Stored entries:
++++

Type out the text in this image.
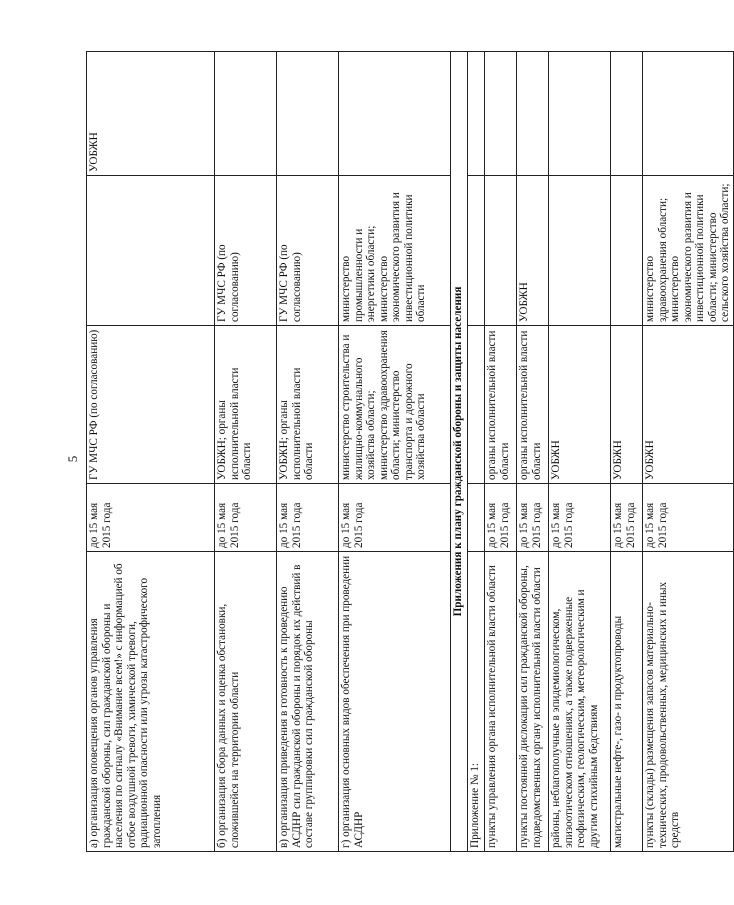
5
а) организация оповещения органов управления гражданской обороны, сил гражданской обороны и населения по сигналу «Внимание всем!» с информацией об отбое воздушной тревоги, химической тревоги, радиационной опасности или угрозы катастрофического затопления	до 15 мая 2015 года	ГУ МЧС РФ (по согласованию)		УОБЖН
б) организация сбора данных и оценка обстановки, сложившейся на территории области	до 15 мая 2015 года	УОБЖН; органы исполнительной власти области	ГУ МЧС РФ (по согласованию)	
в) организация приведения в готовность к проведению АСДНР сил гражданской обороны и порядок их действий в составе группировки сил гражданской обороны	до 15 мая 2015 года	УОБЖН; органы исполнительной власти области	ГУ МЧС РФ (по согласованию)	
г) организация основных видов обеспечения при проведении АСДНР	до 15 мая 2015 года	министерство строительства и жилищно-коммунального хозяйства области; министерство здравоохранения области; министерство транспорта и дорожного хозяйства области	министерство промышленности и энергетики области; министерство экономического развития и инвестиционной политики области	
Приложения к плану гражданской обороны и защиты населения				
Приложение № 1:				
пункты управления органа исполнительной власти области	до 15 мая 2015 года	органы исполнительной власти области		
пункты постоянной дислокации сил гражданской обороны, подведомственных органу исполнительной власти области	до 15 мая 2015 года	органы исполнительной власти области	УОБЖН	
районы, неблагополучные в эпидемиологическом, эпизоотическом отношениях, а также подверженные геофизическим, геологическим, метеорологическим и другим стихийным бедствиям	до 15 мая 2015 года	УОБЖН		
магистральные нефте-, газо- и продуктопроводы	до 15 мая 2015 года	УОБЖН		
пункты (склады) размещения запасов материально-технических, продовольственных, медицинских и иных средств	до 15 мая 2015 года	УОБЖН	министерство здравоохранения области; министерство экономического развития и инвестиционной политики области; министерство сельского хозяйства области;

++++

Omit the pictures, then output the rest of the listing exactly.

Task output:
Type out the text in this image.
5
а) организация оповещения органов управления гражданской обороны, сил гражданской обороны и населения по сигналу «Внимание всем!» с информацией об отбое воздушной тревоги, химической тревоги, радиационной опасности или угрозы катастрофического затопления	до 15 мая 2015 года	ГУ МЧС РФ (по согласованию)		УОБЖН
б) организация сбора данных и оценка обстановки, сложившейся на территории области	до 15 мая 2015 года	УОБЖН; органы исполнительной власти области	ГУ МЧС РФ (по согласованию)	
в) организация приведения в готовность к проведению АСДНР сил гражданской обороны и порядок их действий в составе группировки сил гражданской обороны	до 15 мая 2015 года	УОБЖН; органы исполнительной власти области	ГУ МЧС РФ (по согласованию)	
г) организация основных видов обеспечения при проведении АСДНР	до 15 мая 2015 года	министерство строительства и жилищно-коммунального хозяйства области; министерство здравоохранения области; министерство транспорта и дорожного хозяйства области	министерство промышленности и энергетики области; министерство экономического развития и инвестиционной политики области	
Приложения к плану гражданской обороны и защиты населения				
Приложение № 1:				
пункты управления органа исполнительной власти области	до 15 мая 2015 года	органы исполнительной власти области		
пункты постоянной дислокации сил гражданской обороны, подведомственных органу исполнительной власти области	до 15 мая 2015 года	органы исполнительной власти области	УОБЖН	
районы, неблагополучные в эпидемиологическом, эпизоотическом отношениях, а также подверженные геофизическим, геологическим, метеорологическим и другим стихийным бедствиям	до 15 мая 2015 года	УОБЖН		
магистральные нефте-, газо- и продуктопроводы	до 15 мая 2015 года	УОБЖН		
пункты (склады) размещения запасов материально-технических, продовольственных, медицинских и иных средств	до 15 мая 2015 года	УОБЖН	министерство здравоохранения области; министерство экономического развития и инвестиционной политики области; министерство сельского хозяйства области;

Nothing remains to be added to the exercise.